The problem:
Provide an exact transcription of all the records.

Entries shown:

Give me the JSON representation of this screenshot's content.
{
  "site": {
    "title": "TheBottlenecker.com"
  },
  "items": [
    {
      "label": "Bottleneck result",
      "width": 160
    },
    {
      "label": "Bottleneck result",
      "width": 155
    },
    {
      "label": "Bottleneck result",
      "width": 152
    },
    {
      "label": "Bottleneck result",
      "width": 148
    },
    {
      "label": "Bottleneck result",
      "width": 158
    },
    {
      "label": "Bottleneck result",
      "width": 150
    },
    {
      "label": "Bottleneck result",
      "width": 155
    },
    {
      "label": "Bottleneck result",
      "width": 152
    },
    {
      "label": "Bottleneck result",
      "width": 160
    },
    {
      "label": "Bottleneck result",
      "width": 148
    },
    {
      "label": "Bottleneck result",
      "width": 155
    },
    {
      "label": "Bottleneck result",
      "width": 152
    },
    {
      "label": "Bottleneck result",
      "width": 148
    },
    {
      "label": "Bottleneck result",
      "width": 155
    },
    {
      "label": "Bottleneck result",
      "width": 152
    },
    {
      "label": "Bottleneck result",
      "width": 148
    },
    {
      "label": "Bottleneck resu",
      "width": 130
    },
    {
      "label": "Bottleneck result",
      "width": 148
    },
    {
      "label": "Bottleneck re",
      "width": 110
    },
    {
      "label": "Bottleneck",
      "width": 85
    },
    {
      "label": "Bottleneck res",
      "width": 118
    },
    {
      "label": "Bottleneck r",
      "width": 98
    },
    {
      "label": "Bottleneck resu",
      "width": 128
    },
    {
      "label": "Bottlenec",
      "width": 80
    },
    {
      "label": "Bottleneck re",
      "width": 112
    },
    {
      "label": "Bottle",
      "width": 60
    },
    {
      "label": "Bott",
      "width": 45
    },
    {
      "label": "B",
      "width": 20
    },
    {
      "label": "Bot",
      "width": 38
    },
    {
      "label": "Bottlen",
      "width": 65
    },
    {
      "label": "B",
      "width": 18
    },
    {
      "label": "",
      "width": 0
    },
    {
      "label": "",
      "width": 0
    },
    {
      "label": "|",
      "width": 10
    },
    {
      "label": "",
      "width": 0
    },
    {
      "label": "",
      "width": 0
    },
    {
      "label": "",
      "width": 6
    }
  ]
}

Output of the task:
Give me the JSON representation of this screenshot's content.
{
  "site": {
    "title": "TheBottlenecker.com"
  },
  "items": [
    {
      "label": "Bottleneck result",
      "width": 160
    },
    {
      "label": "Bottleneck result",
      "width": 155
    },
    {
      "label": "Bottleneck result",
      "width": 152
    },
    {
      "label": "Bottleneck result",
      "width": 148
    },
    {
      "label": "Bottleneck result",
      "width": 158
    },
    {
      "label": "Bottleneck result",
      "width": 150
    },
    {
      "label": "Bottleneck result",
      "width": 155
    },
    {
      "label": "Bottleneck result",
      "width": 152
    },
    {
      "label": "Bottleneck result",
      "width": 160
    },
    {
      "label": "Bottleneck result",
      "width": 148
    },
    {
      "label": "Bottleneck result",
      "width": 155
    },
    {
      "label": "Bottleneck result",
      "width": 152
    },
    {
      "label": "Bottleneck result",
      "width": 148
    },
    {
      "label": "Bottleneck result",
      "width": 155
    },
    {
      "label": "Bottleneck result",
      "width": 152
    },
    {
      "label": "Bottleneck result",
      "width": 148
    },
    {
      "label": "Bottleneck resu",
      "width": 130
    },
    {
      "label": "Bottleneck result",
      "width": 148
    },
    {
      "label": "Bottleneck re",
      "width": 110
    },
    {
      "label": "Bottleneck",
      "width": 85
    },
    {
      "label": "Bottleneck res",
      "width": 118
    },
    {
      "label": "Bottleneck r",
      "width": 98
    },
    {
      "label": "Bottleneck resu",
      "width": 128
    },
    {
      "label": "Bottlenec",
      "width": 80
    },
    {
      "label": "Bottleneck re",
      "width": 112
    },
    {
      "label": "Bottle",
      "width": 60
    },
    {
      "label": "Bott",
      "width": 45
    },
    {
      "label": "B",
      "width": 20
    },
    {
      "label": "Bot",
      "width": 38
    },
    {
      "label": "Bottlen",
      "width": 65
    },
    {
      "label": "B",
      "width": 18
    },
    {
      "label": "",
      "width": 0
    },
    {
      "label": "",
      "width": 0
    },
    {
      "label": "|",
      "width": 10
    },
    {
      "label": "",
      "width": 0
    },
    {
      "label": "",
      "width": 0
    },
    {
      "label": "",
      "width": 6
    }
  ]
}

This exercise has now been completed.